● **EXERCISE**
Collect the lines of the entries where "values" shows up.

---+---

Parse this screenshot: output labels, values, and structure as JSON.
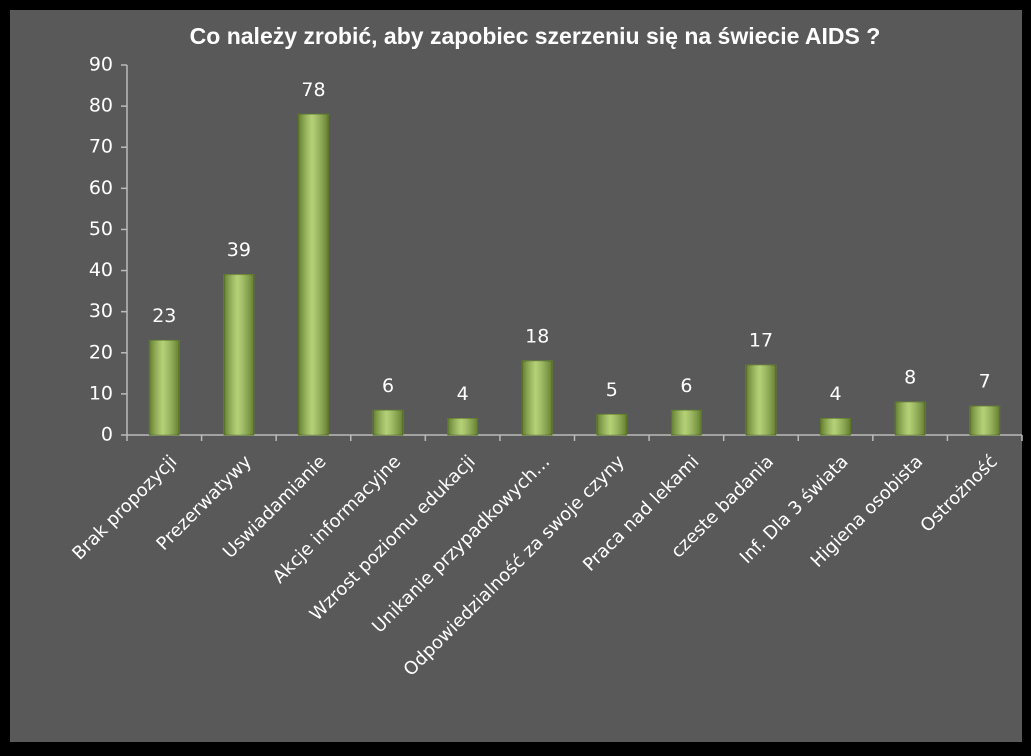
{
  "chart_data": {
    "type": "bar",
    "title": "Co należy zrobić, aby zapobiec szerzeniu się na świecie AIDS ?",
    "categories": [
      "Brak propozycji",
      "Prezerwatywy",
      "Uswiadamianie",
      "Akcje informacyjne",
      "Wzrost poziomu edukacji",
      "Unikanie przypadkowych…",
      "Odpowiedzialność za swoje czyny",
      "Praca nad lekami",
      "czeste badania",
      "Inf. Dla 3 świata",
      "Higiena osobista",
      "Ostrożność"
    ],
    "values": [
      23,
      39,
      78,
      6,
      4,
      18,
      5,
      6,
      17,
      4,
      8,
      7
    ],
    "color": "#9bc24a",
    "ylim": [
      0,
      90
    ],
    "yticks": [
      0,
      10,
      20,
      30,
      40,
      50,
      60,
      70,
      80,
      90
    ]
  }
}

---+---

● **TASK RESPONSE**
Parse this screenshot: output labels, values, and structure as JSON.
    "values": [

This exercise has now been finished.